Records contained in a dataset:
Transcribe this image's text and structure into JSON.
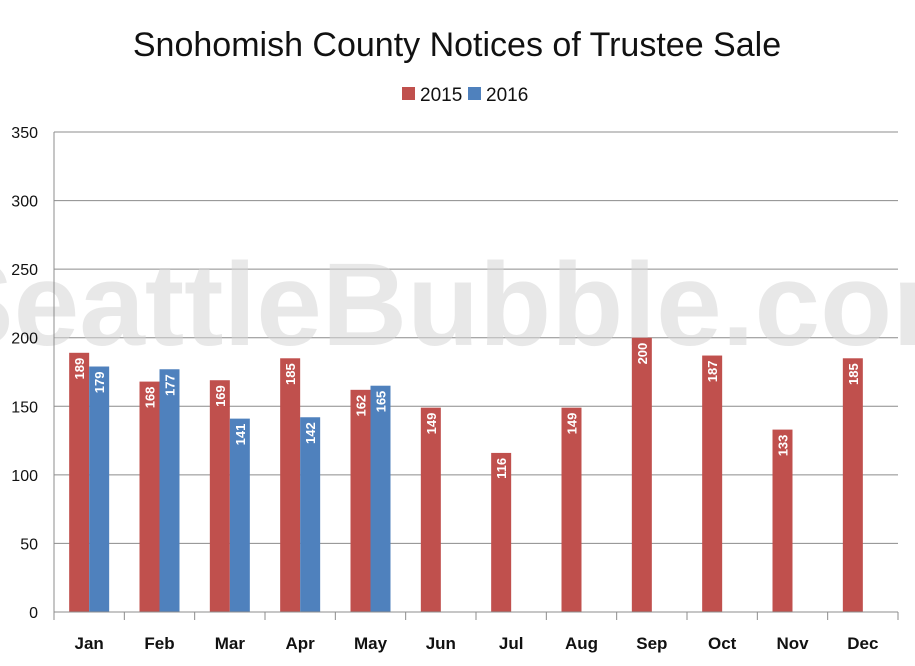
{
  "chart_data": {
    "type": "bar",
    "title": "Snohomish County Notices of Trustee Sale",
    "watermark": "SeattleBubble.com",
    "categories": [
      "Jan",
      "Feb",
      "Mar",
      "Apr",
      "May",
      "Jun",
      "Jul",
      "Aug",
      "Sep",
      "Oct",
      "Nov",
      "Dec"
    ],
    "series": [
      {
        "name": "2015",
        "color": "#c0504d",
        "values": [
          189,
          168,
          169,
          185,
          162,
          149,
          116,
          149,
          200,
          187,
          133,
          185
        ]
      },
      {
        "name": "2016",
        "color": "#4f81bd",
        "values": [
          179,
          177,
          141,
          142,
          165,
          null,
          null,
          null,
          null,
          null,
          null,
          null
        ]
      }
    ],
    "ylim": [
      0,
      350
    ],
    "yticks": [
      0,
      50,
      100,
      150,
      200,
      250,
      300,
      350
    ],
    "grid": true,
    "legend_position": "top-center"
  }
}
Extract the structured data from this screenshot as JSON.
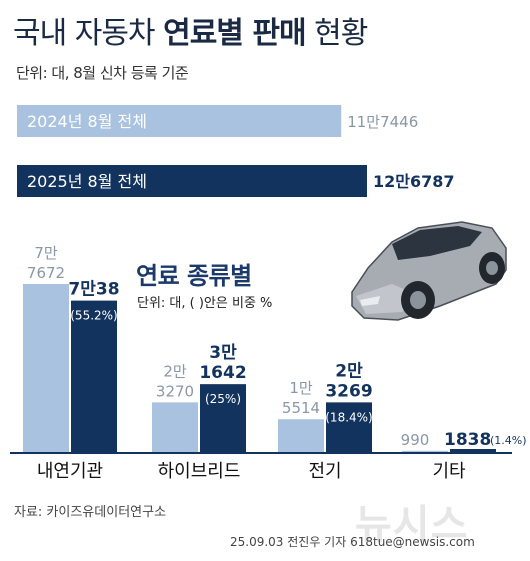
{
  "header": {
    "title_regular": "국내 자동차",
    "title_bold": "연료별 판매",
    "title_tail": "현황",
    "subtitle": "단위: 대, 8월 신차 등록 기준"
  },
  "legend": {
    "fuel_title": "연료 종류별",
    "fuel_unit": "단위: 대, ( )안은 비중 %"
  },
  "footer": {
    "source": "자료: 카이즈유데이터연구소",
    "credit": "25.09.03 전진우 기자 618tue@newsis.com",
    "watermark": "뉴시스"
  },
  "colors": {
    "light": "#a9c2df",
    "dark": "#13335f",
    "text_light": "#8a97a8",
    "text_dark": "#13335f"
  },
  "chart_data": [
    {
      "type": "bar",
      "orientation": "horizontal",
      "categories": [
        "2024년 8월 전체",
        "2025년 8월 전체"
      ],
      "values": [
        117446,
        126787
      ],
      "value_labels": [
        "11만7446",
        "12만6787"
      ]
    },
    {
      "type": "bar",
      "categories": [
        "내연기관",
        "하이브리드",
        "전기",
        "기타"
      ],
      "series": [
        {
          "name": "2024년 8월",
          "values": [
            77672,
            23270,
            15514,
            990
          ],
          "value_labels": [
            [
              "7만",
              "7672"
            ],
            [
              "2만",
              "3270"
            ],
            [
              "1만",
              "5514"
            ],
            [
              "990"
            ]
          ]
        },
        {
          "name": "2025년 8월",
          "values": [
            70038,
            31642,
            23269,
            1838
          ],
          "value_labels": [
            [
              "7만38"
            ],
            [
              "3만",
              "1642"
            ],
            [
              "2만",
              "3269"
            ],
            [
              "1838"
            ]
          ],
          "shares": [
            "(55.2%)",
            "(25%)",
            "(18.4%)",
            "(1.4%)"
          ]
        }
      ]
    }
  ]
}
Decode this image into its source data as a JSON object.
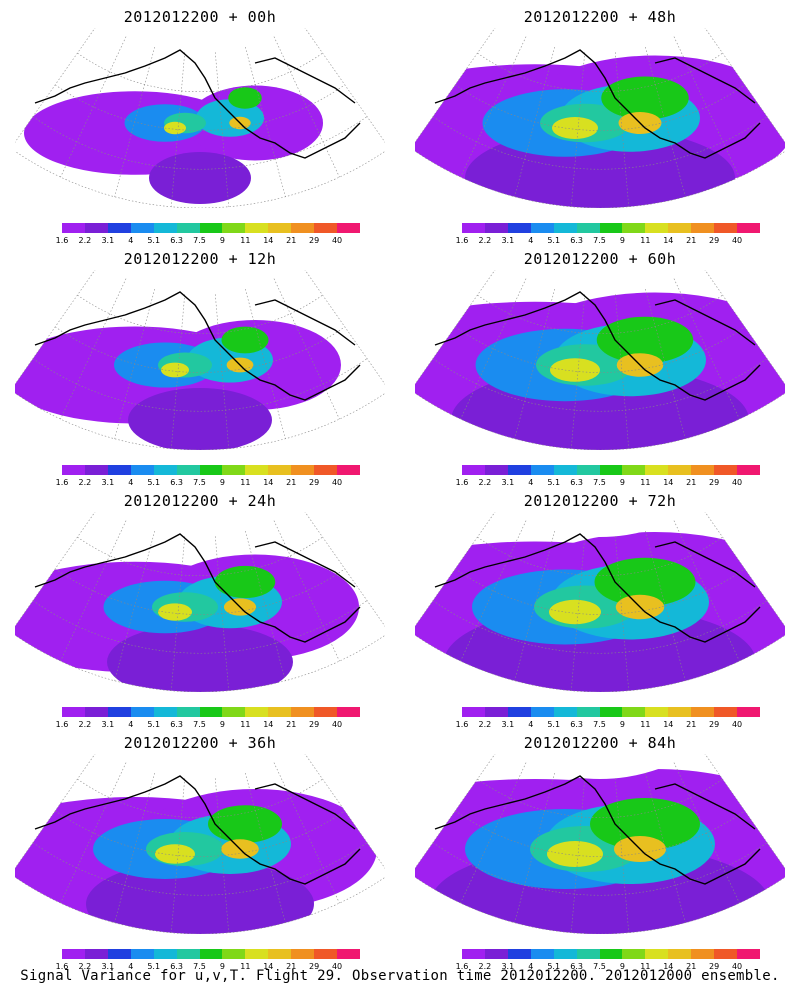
{
  "panels": [
    {
      "title": "2012012200 + 00h",
      "level": 0.15
    },
    {
      "title": "2012012200 + 48h",
      "level": 0.75
    },
    {
      "title": "2012012200 + 12h",
      "level": 0.3
    },
    {
      "title": "2012012200 + 60h",
      "level": 0.85
    },
    {
      "title": "2012012200 + 24h",
      "level": 0.45
    },
    {
      "title": "2012012200 + 72h",
      "level": 0.9
    },
    {
      "title": "2012012200 + 36h",
      "level": 0.6
    },
    {
      "title": "2012012200 + 84h",
      "level": 1.0
    }
  ],
  "colorbar": {
    "labels": [
      "1.6",
      "2.2",
      "3.1",
      "4",
      "5.1",
      "6.3",
      "7.5",
      "9",
      "11",
      "14",
      "21",
      "29",
      "40"
    ],
    "colors": [
      "#a020f0",
      "#7a1fd6",
      "#2040e0",
      "#1a8cf0",
      "#14b8d8",
      "#22c8a0",
      "#18c818",
      "#80d818",
      "#d8e020",
      "#e8c020",
      "#f09020",
      "#f05828",
      "#f01870"
    ]
  },
  "caption": "Signal Variance for u,v,T. Flight 29. Observation time 2012012200. 2012012000 ensemble."
}
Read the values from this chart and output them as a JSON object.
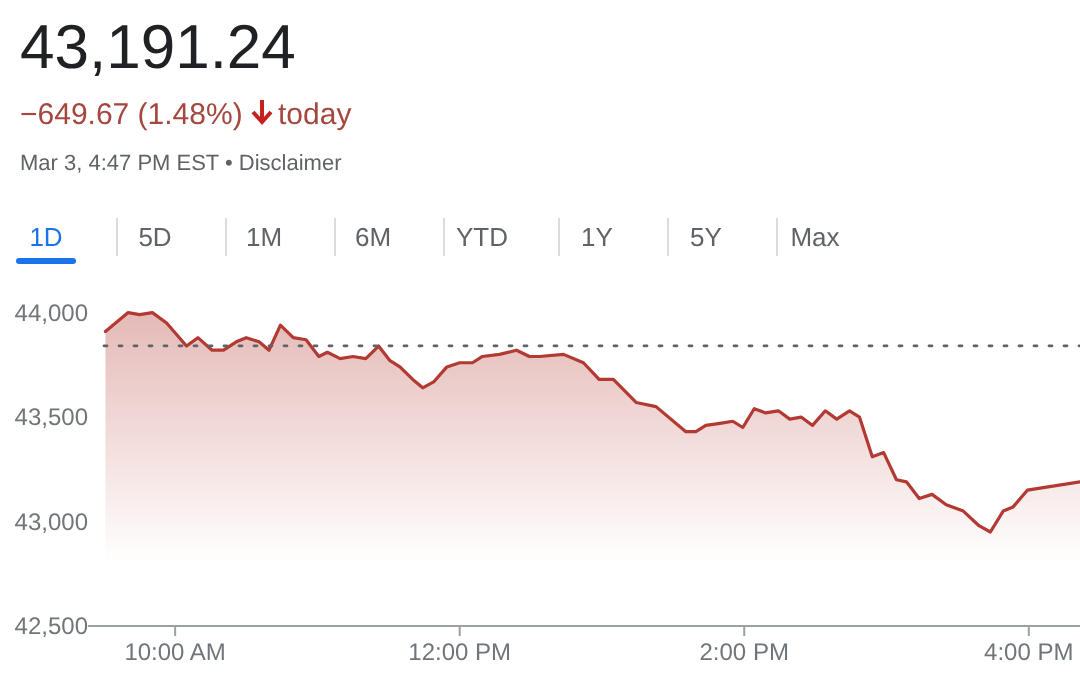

- **The request**
Reproduce the full listing above verbatim, with no pictures included.

- **Finished task**
Transcribe this image's text and structure into JSON.
{
  "chart_data": {
    "type": "bar",
    "title": "Snohomish County Notices of Trustee Sale",
    "watermark": "SeattleBubble.com",
    "categories": [
      "Jan",
      "Feb",
      "Mar",
      "Apr",
      "May",
      "Jun",
      "Jul",
      "Aug",
      "Sep",
      "Oct",
      "Nov",
      "Dec"
    ],
    "series": [
      {
        "name": "2015",
        "color": "#c0504d",
        "values": [
          189,
          168,
          169,
          185,
          162,
          149,
          116,
          149,
          200,
          187,
          133,
          185
        ]
      },
      {
        "name": "2016",
        "color": "#4f81bd",
        "values": [
          179,
          177,
          141,
          142,
          165,
          null,
          null,
          null,
          null,
          null,
          null,
          null
        ]
      }
    ],
    "ylim": [
      0,
      350
    ],
    "yticks": [
      0,
      50,
      100,
      150,
      200,
      250,
      300,
      350
    ],
    "grid": true,
    "legend_position": "top-center"
  }
}
Extract the structured data from this screenshot as JSON.
{
  "header": {
    "title_regular": "국내 자동차",
    "title_bold": "연료별 판매",
    "title_tail": "현황",
    "subtitle": "단위: 대, 8월 신차 등록 기준"
  },
  "legend": {
    "fuel_title": "연료 종류별",
    "fuel_unit": "단위: 대, ( )안은 비중 %"
  },
  "footer": {
    "source": "자료: 카이즈유데이터연구소",
    "credit": "25.09.03 전진우 기자 618tue@newsis.com",
    "watermark": "뉴시스"
  },
  "colors": {
    "light": "#a9c2df",
    "dark": "#13335f",
    "text_light": "#8a97a8",
    "text_dark": "#13335f"
  },
  "chart_data": [
    {
      "type": "bar",
      "orientation": "horizontal",
      "categories": [
        "2024년 8월 전체",
        "2025년 8월 전체"
      ],
      "values": [
        117446,
        126787
      ],
      "value_labels": [
        "11만7446",
        "12만6787"
      ]
    },
    {
      "type": "bar",
      "categories": [
        "내연기관",
        "하이브리드",
        "전기",
        "기타"
      ],
      "series": [
        {
          "name": "2024년 8월",
          "values": [
            77672,
            23270,
            15514,
            990
          ],
          "value_labels": [
            [
              "7만",
              "7672"
            ],
            [
              "2만",
              "3270"
            ],
            [
              "1만",
              "5514"
            ],
            [
              "990"
            ]
          ]
        },
        {
          "name": "2025년 8월",
          "values": [
            70038,
            31642,
            23269,
            1838
          ],
          "value_labels": [
            [
              "7만38"
            ],
            [
              "3만",
              "1642"
            ],
            [
              "2만",
              "3269"
            ],
            [
              "1838"
            ]
          ],
          "shares": [
            "(55.2%)",
            "(25%)",
            "(18.4%)",
            "(1.4%)"
          ]
        }
      ]
    }
  ]
}
Decode this image into its source data as a JSON object.
{
  "panels": [
    {
      "title": "2012012200 + 00h",
      "level": 0.15
    },
    {
      "title": "2012012200 + 48h",
      "level": 0.75
    },
    {
      "title": "2012012200 + 12h",
      "level": 0.3
    },
    {
      "title": "2012012200 + 60h",
      "level": 0.85
    },
    {
      "title": "2012012200 + 24h",
      "level": 0.45
    },
    {
      "title": "2012012200 + 72h",
      "level": 0.9
    },
    {
      "title": "2012012200 + 36h",
      "level": 0.6
    },
    {
      "title": "2012012200 + 84h",
      "level": 1.0
    }
  ],
  "colorbar": {
    "labels": [
      "1.6",
      "2.2",
      "3.1",
      "4",
      "5.1",
      "6.3",
      "7.5",
      "9",
      "11",
      "14",
      "21",
      "29",
      "40"
    ],
    "colors": [
      "#a020f0",
      "#7a1fd6",
      "#2040e0",
      "#1a8cf0",
      "#14b8d8",
      "#22c8a0",
      "#18c818",
      "#80d818",
      "#d8e020",
      "#e8c020",
      "#f09020",
      "#f05828",
      "#f01870"
    ]
  },
  "caption": "Signal Variance for u,v,T. Flight 29. Observation time 2012012200. 2012012000 ensemble."
}
Read the values from this chart and output them as a JSON object.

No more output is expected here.